_WORK REQUIRED_: All of the records below should be output exactly.

───── SUPPLIED MATERIAL ─────

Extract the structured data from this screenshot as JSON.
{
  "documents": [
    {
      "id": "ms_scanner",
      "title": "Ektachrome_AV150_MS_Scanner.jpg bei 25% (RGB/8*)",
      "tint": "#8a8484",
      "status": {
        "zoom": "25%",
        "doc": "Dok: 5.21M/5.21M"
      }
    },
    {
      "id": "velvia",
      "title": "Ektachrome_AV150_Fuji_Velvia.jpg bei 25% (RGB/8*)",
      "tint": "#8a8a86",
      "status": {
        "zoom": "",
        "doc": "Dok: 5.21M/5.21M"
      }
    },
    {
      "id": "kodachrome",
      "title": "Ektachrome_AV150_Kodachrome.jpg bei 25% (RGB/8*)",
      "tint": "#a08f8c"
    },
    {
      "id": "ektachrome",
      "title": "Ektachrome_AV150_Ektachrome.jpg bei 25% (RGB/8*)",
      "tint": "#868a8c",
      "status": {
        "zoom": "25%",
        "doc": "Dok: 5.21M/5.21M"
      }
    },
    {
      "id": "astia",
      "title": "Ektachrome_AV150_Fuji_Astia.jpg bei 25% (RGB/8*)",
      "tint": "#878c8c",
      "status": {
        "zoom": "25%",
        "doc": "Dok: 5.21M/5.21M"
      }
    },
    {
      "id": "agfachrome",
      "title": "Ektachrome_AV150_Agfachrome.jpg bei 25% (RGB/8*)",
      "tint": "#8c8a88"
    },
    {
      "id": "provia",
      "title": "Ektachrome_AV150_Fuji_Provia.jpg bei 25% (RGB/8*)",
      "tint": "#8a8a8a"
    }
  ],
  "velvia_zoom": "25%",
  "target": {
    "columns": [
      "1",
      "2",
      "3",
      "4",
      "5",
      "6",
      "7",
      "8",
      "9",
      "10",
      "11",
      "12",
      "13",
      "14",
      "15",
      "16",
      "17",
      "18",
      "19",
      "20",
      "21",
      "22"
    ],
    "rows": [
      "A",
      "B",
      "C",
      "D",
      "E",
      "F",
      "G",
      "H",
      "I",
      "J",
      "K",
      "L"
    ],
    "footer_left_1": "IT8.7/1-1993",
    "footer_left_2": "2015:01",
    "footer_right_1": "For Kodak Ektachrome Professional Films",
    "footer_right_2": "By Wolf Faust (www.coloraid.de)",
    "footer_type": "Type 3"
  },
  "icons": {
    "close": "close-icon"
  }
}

─────

_WRITTEN REPLY_:
Extract the structured data from this screenshot as JSON.
{
  "documents": [
    {
      "id": "ms_scanner",
      "title": "Ektachrome_AV150_MS_Scanner.jpg bei 25% (RGB/8*)",
      "tint": "#8a8484",
      "status": {
        "zoom": "25%",
        "doc": "Dok: 5.21M/5.21M"
      }
    },
    {
      "id": "velvia",
      "title": "Ektachrome_AV150_Fuji_Velvia.jpg bei 25% (RGB/8*)",
      "tint": "#8a8a86",
      "status": {
        "zoom": "",
        "doc": "Dok: 5.21M/5.21M"
      }
    },
    {
      "id": "kodachrome",
      "title": "Ektachrome_AV150_Kodachrome.jpg bei 25% (RGB/8*)",
      "tint": "#a08f8c"
    },
    {
      "id": "ektachrome",
      "title": "Ektachrome_AV150_Ektachrome.jpg bei 25% (RGB/8*)",
      "tint": "#868a8c",
      "status": {
        "zoom": "25%",
        "doc": "Dok: 5.21M/5.21M"
      }
    },
    {
      "id": "astia",
      "title": "Ektachrome_AV150_Fuji_Astia.jpg bei 25% (RGB/8*)",
      "tint": "#878c8c",
      "status": {
        "zoom": "25%",
        "doc": "Dok: 5.21M/5.21M"
      }
    },
    {
      "id": "agfachrome",
      "title": "Ektachrome_AV150_Agfachrome.jpg bei 25% (RGB/8*)",
      "tint": "#8c8a88"
    },
    {
      "id": "provia",
      "title": "Ektachrome_AV150_Fuji_Provia.jpg bei 25% (RGB/8*)",
      "tint": "#8a8a8a"
    }
  ],
  "velvia_zoom": "25%",
  "target": {
    "columns": [
      "1",
      "2",
      "3",
      "4",
      "5",
      "6",
      "7",
      "8",
      "9",
      "10",
      "11",
      "12",
      "13",
      "14",
      "15",
      "16",
      "17",
      "18",
      "19",
      "20",
      "21",
      "22"
    ],
    "rows": [
      "A",
      "B",
      "C",
      "D",
      "E",
      "F",
      "G",
      "H",
      "I",
      "J",
      "K",
      "L"
    ],
    "footer_left_1": "IT8.7/1-1993",
    "footer_left_2": "2015:01",
    "footer_right_1": "For Kodak Ektachrome Professional Films",
    "footer_right_2": "By Wolf Faust (www.coloraid.de)",
    "footer_type": "Type 3"
  },
  "icons": {
    "close": "close-icon"
  }
}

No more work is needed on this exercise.